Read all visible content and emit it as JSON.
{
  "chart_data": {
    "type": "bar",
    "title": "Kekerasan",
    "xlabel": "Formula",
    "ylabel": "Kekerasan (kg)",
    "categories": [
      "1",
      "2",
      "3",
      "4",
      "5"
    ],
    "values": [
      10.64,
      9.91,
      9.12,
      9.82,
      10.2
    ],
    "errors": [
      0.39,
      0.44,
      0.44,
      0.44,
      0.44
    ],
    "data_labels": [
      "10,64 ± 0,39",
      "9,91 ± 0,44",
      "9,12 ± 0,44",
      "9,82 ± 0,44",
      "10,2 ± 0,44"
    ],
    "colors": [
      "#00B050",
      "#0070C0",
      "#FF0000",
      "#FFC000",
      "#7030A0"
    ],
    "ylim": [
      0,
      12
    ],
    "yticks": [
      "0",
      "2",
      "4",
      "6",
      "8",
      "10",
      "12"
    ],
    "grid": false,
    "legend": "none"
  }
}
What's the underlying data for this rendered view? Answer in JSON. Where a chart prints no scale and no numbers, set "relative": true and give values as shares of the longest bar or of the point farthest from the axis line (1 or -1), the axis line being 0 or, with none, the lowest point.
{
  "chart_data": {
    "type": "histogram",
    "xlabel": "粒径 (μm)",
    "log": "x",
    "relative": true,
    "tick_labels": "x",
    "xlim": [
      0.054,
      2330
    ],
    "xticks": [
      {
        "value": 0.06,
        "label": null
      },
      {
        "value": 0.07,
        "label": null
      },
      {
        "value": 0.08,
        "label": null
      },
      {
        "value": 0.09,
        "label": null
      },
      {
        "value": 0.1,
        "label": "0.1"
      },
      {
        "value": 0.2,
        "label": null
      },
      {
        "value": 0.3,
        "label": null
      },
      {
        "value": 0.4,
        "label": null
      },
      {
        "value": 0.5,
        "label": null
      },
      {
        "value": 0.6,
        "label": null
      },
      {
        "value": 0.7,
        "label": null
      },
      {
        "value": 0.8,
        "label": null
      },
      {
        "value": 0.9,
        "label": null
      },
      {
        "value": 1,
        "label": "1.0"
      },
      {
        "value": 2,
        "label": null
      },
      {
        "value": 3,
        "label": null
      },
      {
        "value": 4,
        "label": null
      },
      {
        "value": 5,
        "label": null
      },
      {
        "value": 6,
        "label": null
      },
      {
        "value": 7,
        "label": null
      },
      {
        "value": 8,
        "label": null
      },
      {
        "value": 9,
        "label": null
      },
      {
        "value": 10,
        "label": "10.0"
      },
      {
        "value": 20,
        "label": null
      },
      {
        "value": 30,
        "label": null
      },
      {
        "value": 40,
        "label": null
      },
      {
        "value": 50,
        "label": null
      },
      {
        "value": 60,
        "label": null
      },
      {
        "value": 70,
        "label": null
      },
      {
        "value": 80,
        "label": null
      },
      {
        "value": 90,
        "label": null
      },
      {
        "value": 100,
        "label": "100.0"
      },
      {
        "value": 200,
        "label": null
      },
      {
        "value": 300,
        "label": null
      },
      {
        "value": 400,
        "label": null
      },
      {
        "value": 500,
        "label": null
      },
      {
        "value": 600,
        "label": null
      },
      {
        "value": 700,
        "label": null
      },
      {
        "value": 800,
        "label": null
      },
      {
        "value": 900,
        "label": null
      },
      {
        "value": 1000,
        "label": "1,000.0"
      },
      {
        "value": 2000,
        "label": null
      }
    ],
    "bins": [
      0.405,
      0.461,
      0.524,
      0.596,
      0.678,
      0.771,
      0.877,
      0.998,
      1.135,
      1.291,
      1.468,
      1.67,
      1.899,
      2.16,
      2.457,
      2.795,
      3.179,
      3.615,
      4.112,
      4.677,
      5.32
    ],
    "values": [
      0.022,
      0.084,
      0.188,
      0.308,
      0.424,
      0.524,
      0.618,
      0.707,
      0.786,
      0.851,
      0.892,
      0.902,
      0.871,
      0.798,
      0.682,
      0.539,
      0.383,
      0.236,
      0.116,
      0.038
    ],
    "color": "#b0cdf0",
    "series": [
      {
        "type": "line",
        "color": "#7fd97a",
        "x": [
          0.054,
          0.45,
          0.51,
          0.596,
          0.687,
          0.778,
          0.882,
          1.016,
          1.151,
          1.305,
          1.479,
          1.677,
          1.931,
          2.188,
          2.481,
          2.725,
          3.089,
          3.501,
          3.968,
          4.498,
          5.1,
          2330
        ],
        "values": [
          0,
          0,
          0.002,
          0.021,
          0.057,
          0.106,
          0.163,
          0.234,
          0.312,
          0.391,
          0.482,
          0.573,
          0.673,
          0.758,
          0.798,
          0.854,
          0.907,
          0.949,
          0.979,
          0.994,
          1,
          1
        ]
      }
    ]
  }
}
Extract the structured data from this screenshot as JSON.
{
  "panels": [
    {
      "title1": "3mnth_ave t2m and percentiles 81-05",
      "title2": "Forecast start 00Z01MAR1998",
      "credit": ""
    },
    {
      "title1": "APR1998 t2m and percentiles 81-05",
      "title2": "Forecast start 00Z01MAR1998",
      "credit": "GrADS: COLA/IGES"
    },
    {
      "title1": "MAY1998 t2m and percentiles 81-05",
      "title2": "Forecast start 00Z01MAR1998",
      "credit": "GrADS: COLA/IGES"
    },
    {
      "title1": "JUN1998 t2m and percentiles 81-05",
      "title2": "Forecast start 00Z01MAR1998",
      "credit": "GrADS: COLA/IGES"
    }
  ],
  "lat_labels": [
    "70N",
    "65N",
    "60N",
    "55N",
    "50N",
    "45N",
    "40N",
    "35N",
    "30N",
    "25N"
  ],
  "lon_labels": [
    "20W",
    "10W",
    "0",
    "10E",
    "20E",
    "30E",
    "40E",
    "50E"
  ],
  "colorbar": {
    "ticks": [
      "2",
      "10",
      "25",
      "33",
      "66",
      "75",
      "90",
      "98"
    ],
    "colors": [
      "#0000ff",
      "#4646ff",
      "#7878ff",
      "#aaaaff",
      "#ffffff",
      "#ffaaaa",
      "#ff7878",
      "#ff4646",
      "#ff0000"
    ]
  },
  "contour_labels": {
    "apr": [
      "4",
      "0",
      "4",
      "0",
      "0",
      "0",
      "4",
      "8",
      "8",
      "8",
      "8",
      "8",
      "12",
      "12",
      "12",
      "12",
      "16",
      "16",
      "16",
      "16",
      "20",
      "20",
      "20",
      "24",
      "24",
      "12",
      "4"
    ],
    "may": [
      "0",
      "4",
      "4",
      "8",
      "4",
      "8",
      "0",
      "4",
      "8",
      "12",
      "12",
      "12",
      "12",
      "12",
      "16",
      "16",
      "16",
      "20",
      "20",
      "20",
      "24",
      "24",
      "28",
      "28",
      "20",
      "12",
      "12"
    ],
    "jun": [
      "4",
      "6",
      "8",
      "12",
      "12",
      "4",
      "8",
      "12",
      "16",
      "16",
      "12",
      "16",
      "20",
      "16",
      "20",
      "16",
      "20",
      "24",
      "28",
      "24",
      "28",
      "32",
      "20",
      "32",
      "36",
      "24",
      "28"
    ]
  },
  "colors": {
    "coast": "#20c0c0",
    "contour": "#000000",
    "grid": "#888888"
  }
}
○ ○ ○ ○ ○ ○ ○
Transcribe each entry exactly.

■ **Written reply**
Read all visible content and emit it as JSON.
{
  "chart_data": {
    "type": "bar",
    "title": "Kekerasan",
    "xlabel": "Formula",
    "ylabel": "Kekerasan (kg)",
    "categories": [
      "1",
      "2",
      "3",
      "4",
      "5"
    ],
    "values": [
      10.64,
      9.91,
      9.12,
      9.82,
      10.2
    ],
    "errors": [
      0.39,
      0.44,
      0.44,
      0.44,
      0.44
    ],
    "data_labels": [
      "10,64 ± 0,39",
      "9,91 ± 0,44",
      "9,12 ± 0,44",
      "9,82 ± 0,44",
      "10,2 ± 0,44"
    ],
    "colors": [
      "#00B050",
      "#0070C0",
      "#FF0000",
      "#FFC000",
      "#7030A0"
    ],
    "ylim": [
      0,
      12
    ],
    "yticks": [
      "0",
      "2",
      "4",
      "6",
      "8",
      "10",
      "12"
    ],
    "grid": false,
    "legend": "none"
  }
}
What's the underlying data for this rendered view? Answer in JSON. Where a chart prints no scale and no numbers, set "relative": true and give values as shares of the longest bar or of the point farthest from the axis line (1 or -1), the axis line being 0 or, with none, the lowest point.
{
  "chart_data": {
    "type": "histogram",
    "xlabel": "粒径 (μm)",
    "log": "x",
    "relative": true,
    "tick_labels": "x",
    "xlim": [
      0.054,
      2330
    ],
    "xticks": [
      {
        "value": 0.06,
        "label": null
      },
      {
        "value": 0.07,
        "label": null
      },
      {
        "value": 0.08,
        "label": null
      },
      {
        "value": 0.09,
        "label": null
      },
      {
        "value": 0.1,
        "label": "0.1"
      },
      {
        "value": 0.2,
        "label": null
      },
      {
        "value": 0.3,
        "label": null
      },
      {
        "value": 0.4,
        "label": null
      },
      {
        "value": 0.5,
        "label": null
      },
      {
        "value": 0.6,
        "label": null
      },
      {
        "value": 0.7,
        "label": null
      },
      {
        "value": 0.8,
        "label": null
      },
      {
        "value": 0.9,
        "label": null
      },
      {
        "value": 1,
        "label": "1.0"
      },
      {
        "value": 2,
        "label": null
      },
      {
        "value": 3,
        "label": null
      },
      {
        "value": 4,
        "label": null
      },
      {
        "value": 5,
        "label": null
      },
      {
        "value": 6,
        "label": null
      },
      {
        "value": 7,
        "label": null
      },
      {
        "value": 8,
        "label": null
      },
      {
        "value": 9,
        "label": null
      },
      {
        "value": 10,
        "label": "10.0"
      },
      {
        "value": 20,
        "label": null
      },
      {
        "value": 30,
        "label": null
      },
      {
        "value": 40,
        "label": null
      },
      {
        "value": 50,
        "label": null
      },
      {
        "value": 60,
        "label": null
      },
      {
        "value": 70,
        "label": null
      },
      {
        "value": 80,
        "label": null
      },
      {
        "value": 90,
        "label": null
      },
      {
        "value": 100,
        "label": "100.0"
      },
      {
        "value": 200,
        "label": null
      },
      {
        "value": 300,
        "label": null
      },
      {
        "value": 400,
        "label": null
      },
      {
        "value": 500,
        "label": null
      },
      {
        "value": 600,
        "label": null
      },
      {
        "value": 700,
        "label": null
      },
      {
        "value": 800,
        "label": null
      },
      {
        "value": 900,
        "label": null
      },
      {
        "value": 1000,
        "label": "1,000.0"
      },
      {
        "value": 2000,
        "label": null
      }
    ],
    "bins": [
      0.405,
      0.461,
      0.524,
      0.596,
      0.678,
      0.771,
      0.877,
      0.998,
      1.135,
      1.291,
      1.468,
      1.67,
      1.899,
      2.16,
      2.457,
      2.795,
      3.179,
      3.615,
      4.112,
      4.677,
      5.32
    ],
    "values": [
      0.022,
      0.084,
      0.188,
      0.308,
      0.424,
      0.524,
      0.618,
      0.707,
      0.786,
      0.851,
      0.892,
      0.902,
      0.871,
      0.798,
      0.682,
      0.539,
      0.383,
      0.236,
      0.116,
      0.038
    ],
    "color": "#b0cdf0",
    "series": [
      {
        "type": "line",
        "color": "#7fd97a",
        "x": [
          0.054,
          0.45,
          0.51,
          0.596,
          0.687,
          0.778,
          0.882,
          1.016,
          1.151,
          1.305,
          1.479,
          1.677,
          1.931,
          2.188,
          2.481,
          2.725,
          3.089,
          3.501,
          3.968,
          4.498,
          5.1,
          2330
        ],
        "values": [
          0,
          0,
          0.002,
          0.021,
          0.057,
          0.106,
          0.163,
          0.234,
          0.312,
          0.391,
          0.482,
          0.573,
          0.673,
          0.758,
          0.798,
          0.854,
          0.907,
          0.949,
          0.979,
          0.994,
          1,
          1
        ]
      }
    ]
  }
}
Extract the structured data from this screenshot as JSON.
{
  "panels": [
    {
      "title1": "3mnth_ave t2m and percentiles 81-05",
      "title2": "Forecast start 00Z01MAR1998",
      "credit": ""
    },
    {
      "title1": "APR1998 t2m and percentiles 81-05",
      "title2": "Forecast start 00Z01MAR1998",
      "credit": "GrADS: COLA/IGES"
    },
    {
      "title1": "MAY1998 t2m and percentiles 81-05",
      "title2": "Forecast start 00Z01MAR1998",
      "credit": "GrADS: COLA/IGES"
    },
    {
      "title1": "JUN1998 t2m and percentiles 81-05",
      "title2": "Forecast start 00Z01MAR1998",
      "credit": "GrADS: COLA/IGES"
    }
  ],
  "lat_labels": [
    "70N",
    "65N",
    "60N",
    "55N",
    "50N",
    "45N",
    "40N",
    "35N",
    "30N",
    "25N"
  ],
  "lon_labels": [
    "20W",
    "10W",
    "0",
    "10E",
    "20E",
    "30E",
    "40E",
    "50E"
  ],
  "colorbar": {
    "ticks": [
      "2",
      "10",
      "25",
      "33",
      "66",
      "75",
      "90",
      "98"
    ],
    "colors": [
      "#0000ff",
      "#4646ff",
      "#7878ff",
      "#aaaaff",
      "#ffffff",
      "#ffaaaa",
      "#ff7878",
      "#ff4646",
      "#ff0000"
    ]
  },
  "contour_labels": {
    "apr": [
      "4",
      "0",
      "4",
      "0",
      "0",
      "0",
      "4",
      "8",
      "8",
      "8",
      "8",
      "8",
      "12",
      "12",
      "12",
      "12",
      "16",
      "16",
      "16",
      "16",
      "20",
      "20",
      "20",
      "24",
      "24",
      "12",
      "4"
    ],
    "may": [
      "0",
      "4",
      "4",
      "8",
      "4",
      "8",
      "0",
      "4",
      "8",
      "12",
      "12",
      "12",
      "12",
      "12",
      "16",
      "16",
      "16",
      "20",
      "20",
      "20",
      "24",
      "24",
      "28",
      "28",
      "20",
      "12",
      "12"
    ],
    "jun": [
      "4",
      "6",
      "8",
      "12",
      "12",
      "4",
      "8",
      "12",
      "16",
      "16",
      "12",
      "16",
      "20",
      "16",
      "20",
      "16",
      "20",
      "24",
      "28",
      "24",
      "28",
      "32",
      "20",
      "32",
      "36",
      "24",
      "28"
    ]
  },
  "colors": {
    "coast": "#20c0c0",
    "contour": "#000000",
    "grid": "#888888"
  }
}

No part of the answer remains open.